**Objective:** Extract all lines from the data beneath that include the word "Million".

**Record list:**
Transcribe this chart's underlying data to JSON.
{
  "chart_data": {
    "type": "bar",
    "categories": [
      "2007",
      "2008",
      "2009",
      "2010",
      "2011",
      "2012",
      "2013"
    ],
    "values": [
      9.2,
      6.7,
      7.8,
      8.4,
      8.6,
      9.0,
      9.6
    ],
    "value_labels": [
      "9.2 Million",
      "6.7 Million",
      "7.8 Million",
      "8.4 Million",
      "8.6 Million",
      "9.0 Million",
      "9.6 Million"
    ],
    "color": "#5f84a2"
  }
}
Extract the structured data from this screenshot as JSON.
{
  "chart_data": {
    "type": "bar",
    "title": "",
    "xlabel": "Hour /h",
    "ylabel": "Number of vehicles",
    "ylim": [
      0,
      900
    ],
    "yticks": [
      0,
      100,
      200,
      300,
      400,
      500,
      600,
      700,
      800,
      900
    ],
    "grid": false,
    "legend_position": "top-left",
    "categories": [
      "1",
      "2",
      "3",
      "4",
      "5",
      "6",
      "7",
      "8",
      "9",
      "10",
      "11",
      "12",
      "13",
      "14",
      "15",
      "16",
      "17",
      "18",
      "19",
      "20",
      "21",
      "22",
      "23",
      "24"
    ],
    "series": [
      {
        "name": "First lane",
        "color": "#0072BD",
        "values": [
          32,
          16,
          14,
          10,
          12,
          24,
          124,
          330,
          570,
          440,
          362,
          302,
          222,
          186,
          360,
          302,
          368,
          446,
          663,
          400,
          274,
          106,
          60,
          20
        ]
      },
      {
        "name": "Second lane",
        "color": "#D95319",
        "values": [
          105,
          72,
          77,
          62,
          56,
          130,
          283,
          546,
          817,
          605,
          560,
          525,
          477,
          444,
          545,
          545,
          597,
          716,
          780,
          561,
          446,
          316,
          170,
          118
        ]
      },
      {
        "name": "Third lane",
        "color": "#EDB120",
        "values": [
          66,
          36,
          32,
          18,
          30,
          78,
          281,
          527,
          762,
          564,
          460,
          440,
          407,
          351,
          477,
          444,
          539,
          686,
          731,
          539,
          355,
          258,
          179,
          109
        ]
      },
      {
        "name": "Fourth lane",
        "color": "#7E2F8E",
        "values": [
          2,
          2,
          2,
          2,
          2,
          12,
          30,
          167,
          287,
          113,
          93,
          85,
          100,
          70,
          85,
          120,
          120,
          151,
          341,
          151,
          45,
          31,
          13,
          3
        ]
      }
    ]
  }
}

**Response for this exercise:**
      "9.2 Million",
      "6.7 Million",
      "7.8 Million",
      "8.4 Million",
      "8.6 Million",
      "9.0 Million",
      "9.6 Million"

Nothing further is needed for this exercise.